▶ **Data lines**:
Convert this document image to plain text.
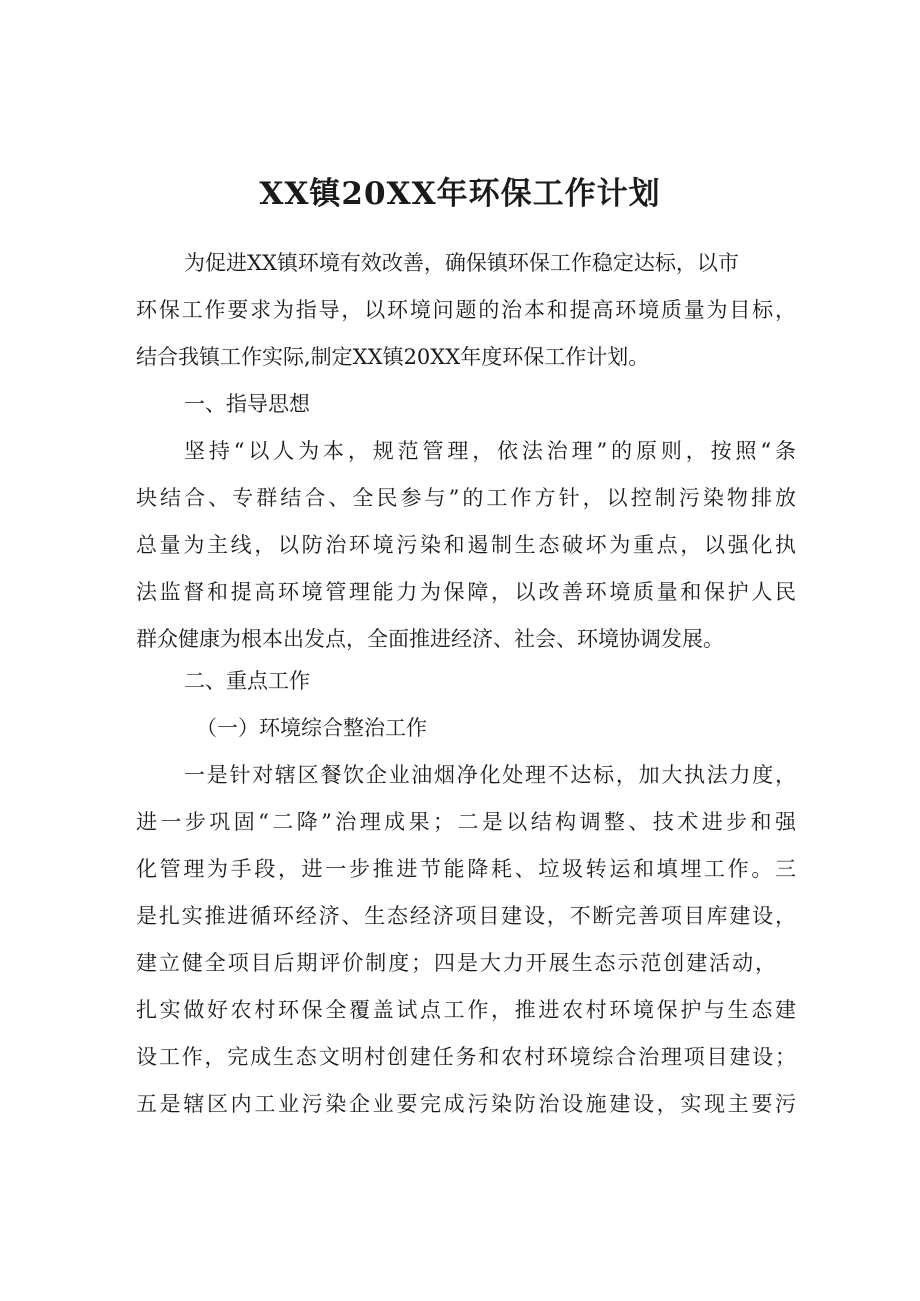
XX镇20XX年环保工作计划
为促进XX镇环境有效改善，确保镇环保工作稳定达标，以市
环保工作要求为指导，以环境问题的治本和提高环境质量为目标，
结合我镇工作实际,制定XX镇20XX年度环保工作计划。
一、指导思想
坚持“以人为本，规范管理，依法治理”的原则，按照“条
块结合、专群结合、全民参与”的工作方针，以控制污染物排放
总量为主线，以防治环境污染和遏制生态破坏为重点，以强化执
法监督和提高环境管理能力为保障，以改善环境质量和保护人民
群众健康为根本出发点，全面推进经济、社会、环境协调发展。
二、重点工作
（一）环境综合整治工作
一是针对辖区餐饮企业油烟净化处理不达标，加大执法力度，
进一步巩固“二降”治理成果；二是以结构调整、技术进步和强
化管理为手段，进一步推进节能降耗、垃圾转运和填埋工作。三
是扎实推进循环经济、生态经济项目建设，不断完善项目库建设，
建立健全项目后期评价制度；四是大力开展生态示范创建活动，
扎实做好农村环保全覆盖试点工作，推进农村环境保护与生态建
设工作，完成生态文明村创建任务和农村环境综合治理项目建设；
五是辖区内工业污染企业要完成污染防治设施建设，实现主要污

--

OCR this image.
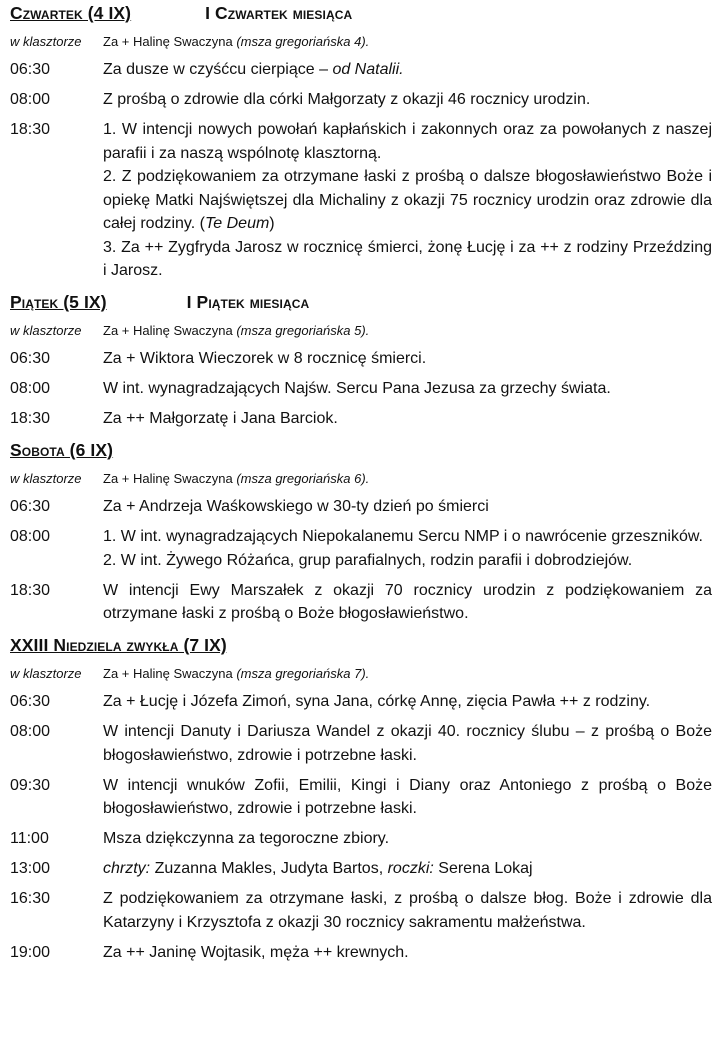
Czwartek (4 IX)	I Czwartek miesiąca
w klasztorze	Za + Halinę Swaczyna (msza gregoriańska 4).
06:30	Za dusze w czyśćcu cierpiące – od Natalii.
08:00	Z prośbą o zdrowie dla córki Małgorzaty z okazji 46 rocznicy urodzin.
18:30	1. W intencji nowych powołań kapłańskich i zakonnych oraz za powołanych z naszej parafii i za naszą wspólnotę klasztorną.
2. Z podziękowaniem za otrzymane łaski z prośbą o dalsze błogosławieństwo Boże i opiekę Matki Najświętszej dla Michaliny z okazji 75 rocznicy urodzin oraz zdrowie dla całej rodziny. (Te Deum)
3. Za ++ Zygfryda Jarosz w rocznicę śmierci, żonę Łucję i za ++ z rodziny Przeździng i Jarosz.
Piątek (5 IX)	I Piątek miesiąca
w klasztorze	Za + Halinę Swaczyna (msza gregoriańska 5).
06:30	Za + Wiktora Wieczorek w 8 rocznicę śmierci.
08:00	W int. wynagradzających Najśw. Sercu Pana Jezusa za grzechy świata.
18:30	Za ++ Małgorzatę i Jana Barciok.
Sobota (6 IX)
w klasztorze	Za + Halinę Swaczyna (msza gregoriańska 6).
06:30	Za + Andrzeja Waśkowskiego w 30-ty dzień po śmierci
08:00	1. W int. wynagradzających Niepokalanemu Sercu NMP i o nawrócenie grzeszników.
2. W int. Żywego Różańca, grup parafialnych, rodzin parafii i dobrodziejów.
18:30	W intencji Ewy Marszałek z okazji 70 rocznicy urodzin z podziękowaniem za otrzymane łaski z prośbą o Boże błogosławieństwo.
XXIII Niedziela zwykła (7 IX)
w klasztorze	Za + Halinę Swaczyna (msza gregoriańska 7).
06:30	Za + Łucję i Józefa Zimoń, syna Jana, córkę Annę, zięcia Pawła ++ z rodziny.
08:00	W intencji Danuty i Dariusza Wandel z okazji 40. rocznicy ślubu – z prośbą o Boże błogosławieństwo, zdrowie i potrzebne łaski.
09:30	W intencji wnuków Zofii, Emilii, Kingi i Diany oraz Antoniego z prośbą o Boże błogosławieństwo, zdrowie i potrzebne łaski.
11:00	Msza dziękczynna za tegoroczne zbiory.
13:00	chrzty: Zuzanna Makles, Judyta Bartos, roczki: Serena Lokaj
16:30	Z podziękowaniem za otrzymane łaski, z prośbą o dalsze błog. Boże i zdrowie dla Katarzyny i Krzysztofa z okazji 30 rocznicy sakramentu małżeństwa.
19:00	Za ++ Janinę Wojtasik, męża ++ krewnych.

▶ **Task goal**:
Filter the data, keeping only the lines that contain "Boże".

▶ **Solution below**:
2. Z podziękowaniem za otrzymane łaski z prośbą o dalsze błogosławieństwo Boże i opiekę Matki Najświętszej dla Michaliny z okazji 75 rocznicy urodzin oraz zdrowie dla całej rodziny. (Te Deum)
18:30	W intencji Ewy Marszałek z okazji 70 rocznicy urodzin z podziękowaniem za otrzymane łaski z prośbą o Boże błogosławieństwo.
08:00	W intencji Danuty i Dariusza Wandel z okazji 40. rocznicy ślubu – z prośbą o Boże błogosławieństwo, zdrowie i potrzebne łaski.
09:30	W intencji wnuków Zofii, Emilii, Kingi i Diany oraz Antoniego z prośbą o Boże błogosławieństwo, zdrowie i potrzebne łaski.
16:30	Z podziękowaniem za otrzymane łaski, z prośbą o dalsze błog. Boże i zdrowie dla Katarzyny i Krzysztofa z okazji 30 rocznicy sakramentu małżeństwa.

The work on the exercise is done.